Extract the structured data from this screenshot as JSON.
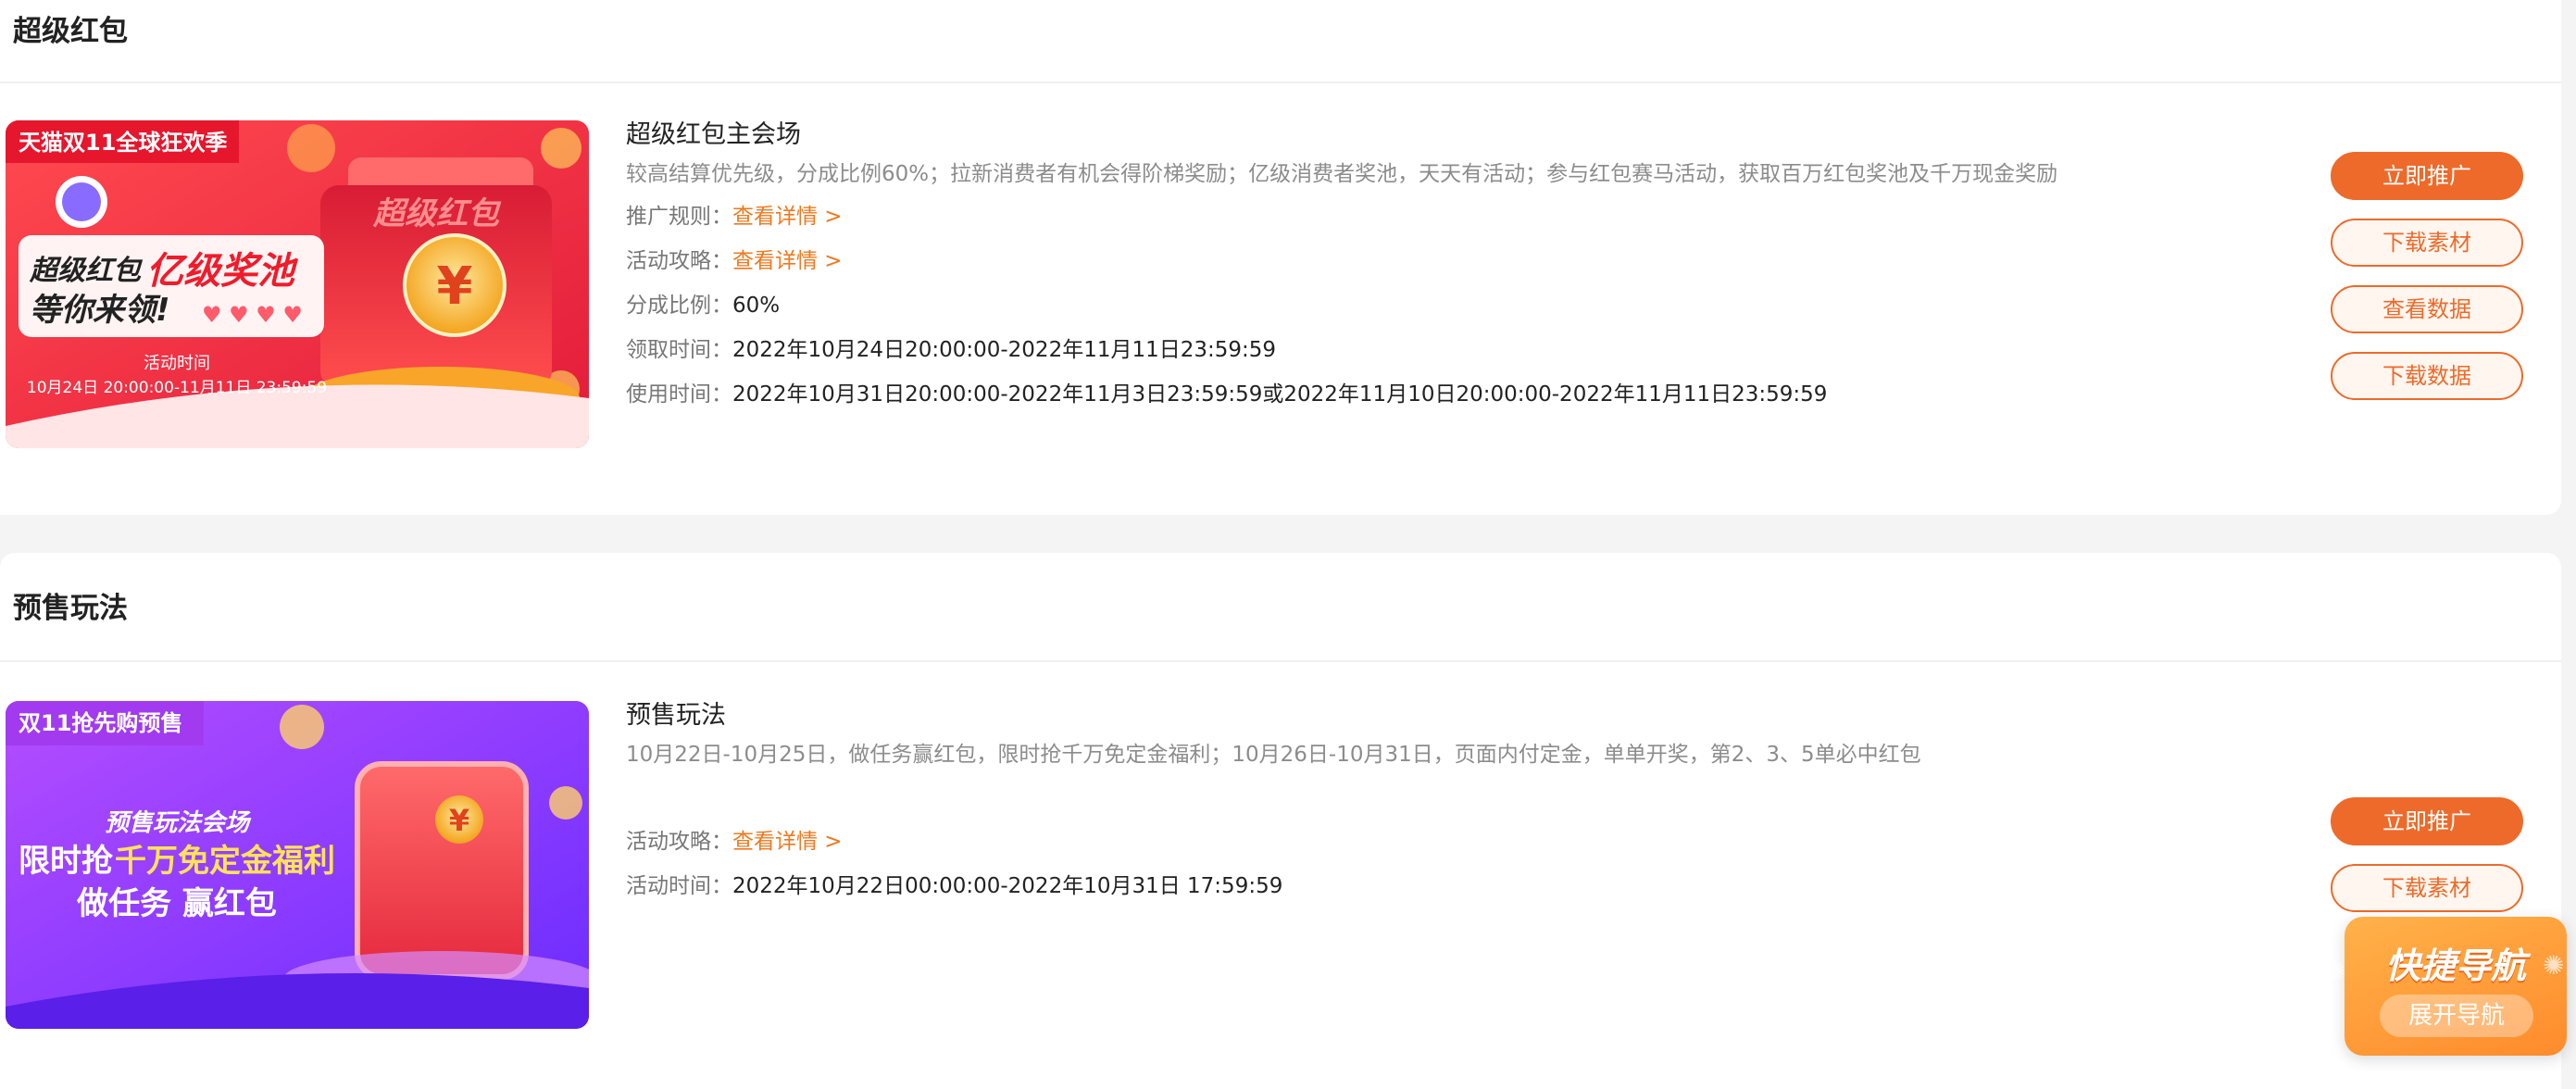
{
  "sections": [
    {
      "title": "超级红包",
      "banner": {
        "corner_tag": "天猫双11全球狂欢季",
        "headline_a": "超级红包",
        "headline_b": "亿级奖池",
        "headline_c": "等你来领!",
        "time_label": "活动时间",
        "time_range": "10月24日 20:00:00-11月11日 23:59:59",
        "packet_text": "超级红包",
        "coin_symbol": "¥"
      },
      "card": {
        "title": "超级红包主会场",
        "desc": "较高结算优先级，分成比例60%；拉新消费者有机会得阶梯奖励；亿级消费者奖池，天天有活动；参与红包赛马活动，获取百万红包奖池及千万现金奖励",
        "rows": [
          {
            "key": "推广规则：",
            "link": "查看详情 >"
          },
          {
            "key": "活动攻略：",
            "link": "查看详情 >"
          },
          {
            "key": "分成比例：",
            "value": "60%"
          },
          {
            "key": "领取时间：",
            "value": "2022年10月24日20:00:00-2022年11月11日23:59:59"
          },
          {
            "key": "使用时间：",
            "value": "2022年10月31日20:00:00-2022年11月3日23:59:59或2022年11月10日20:00:00-2022年11月11日23:59:59"
          }
        ]
      },
      "buttons": [
        "立即推广",
        "下载素材",
        "查看数据",
        "下载数据"
      ]
    },
    {
      "title": "预售玩法",
      "banner": {
        "corner_tag": "双11抢先购预售",
        "sub": "预售玩法会场",
        "line1_a": "限时抢",
        "line1_b": "千万免定金福利",
        "line2": "做任务 赢红包",
        "coin_symbol": "¥"
      },
      "card": {
        "title": "预售玩法",
        "desc": "10月22日-10月25日，做任务赢红包，限时抢千万免定金福利；10月26日-10月31日，页面内付定金，单单开奖，第2、3、5单必中红包",
        "rows": [
          {
            "key": "活动攻略：",
            "link": "查看详情 >"
          },
          {
            "key": "活动时间：",
            "value": "2022年10月22日00:00:00-2022年10月31日 17:59:59"
          }
        ]
      },
      "buttons": [
        "立即推广",
        "下载素材"
      ]
    }
  ],
  "quick_nav": {
    "title": "快捷导航",
    "button": "展开导航"
  },
  "colors": {
    "accent": "#ee6a2a",
    "link": "#f0781e"
  }
}
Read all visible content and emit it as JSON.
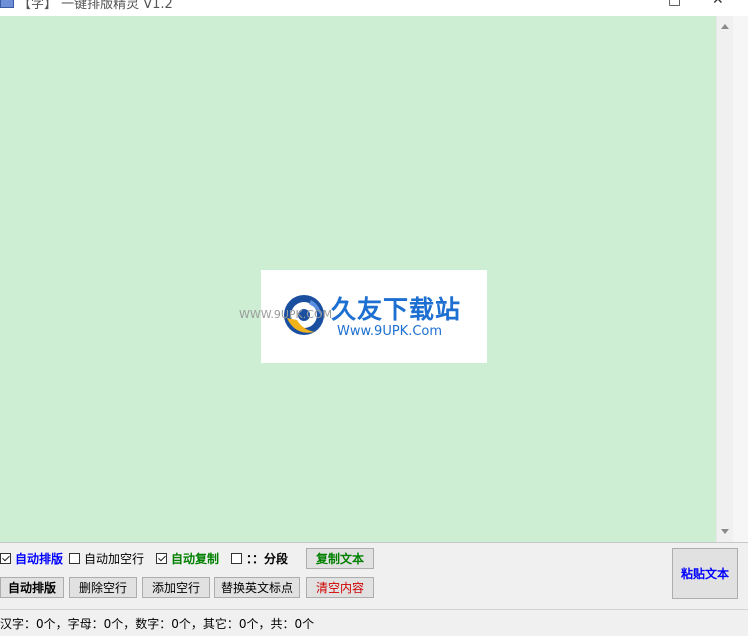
{
  "window": {
    "title": "【字】 一键排版精灵 V1.2",
    "minimize_max_glyph": "□",
    "close_glyph": "✕"
  },
  "editor": {
    "background": "#cdeed2",
    "content": ""
  },
  "watermark": {
    "title": "久友下载站",
    "url": "Www.9UPK.Com",
    "small_url": "WWW.9UPK.COM"
  },
  "options": {
    "auto_format": {
      "label": "自动排版",
      "checked": true
    },
    "auto_add_blank": {
      "label": "自动加空行",
      "checked": false
    },
    "auto_copy": {
      "label": "自动复制",
      "checked": true
    },
    "paragraph": {
      "label": "：：分段",
      "checked": false
    }
  },
  "buttons": {
    "copy_text": "复制文本",
    "auto_format": "自动排版",
    "delete_blank": "删除空行",
    "add_blank": "添加空行",
    "replace_punct": "替换英文标点",
    "clear": "清空内容",
    "paste_text": "粘贴文本"
  },
  "status": {
    "text": "汉字：0个，字母：0个，数字：0个，其它：0个，共：0个"
  }
}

═══

The exercise → Copy out, unchanged, the span of lines beginning with the one that includes "Read all visible content and emit it as JSON." and running through the final line of the material above. Leave the pictures out.

Exercise output →
Read all visible content and emit it as JSON.
{
  "window": {
    "title": "【字】 一键排版精灵 V1.2",
    "minimize_max_glyph": "□",
    "close_glyph": "✕"
  },
  "editor": {
    "background": "#cdeed2",
    "content": ""
  },
  "watermark": {
    "title": "久友下载站",
    "url": "Www.9UPK.Com",
    "small_url": "WWW.9UPK.COM"
  },
  "options": {
    "auto_format": {
      "label": "自动排版",
      "checked": true
    },
    "auto_add_blank": {
      "label": "自动加空行",
      "checked": false
    },
    "auto_copy": {
      "label": "自动复制",
      "checked": true
    },
    "paragraph": {
      "label": "：：分段",
      "checked": false
    }
  },
  "buttons": {
    "copy_text": "复制文本",
    "auto_format": "自动排版",
    "delete_blank": "删除空行",
    "add_blank": "添加空行",
    "replace_punct": "替换英文标点",
    "clear": "清空内容",
    "paste_text": "粘贴文本"
  },
  "status": {
    "text": "汉字：0个，字母：0个，数字：0个，其它：0个，共：0个"
  }
}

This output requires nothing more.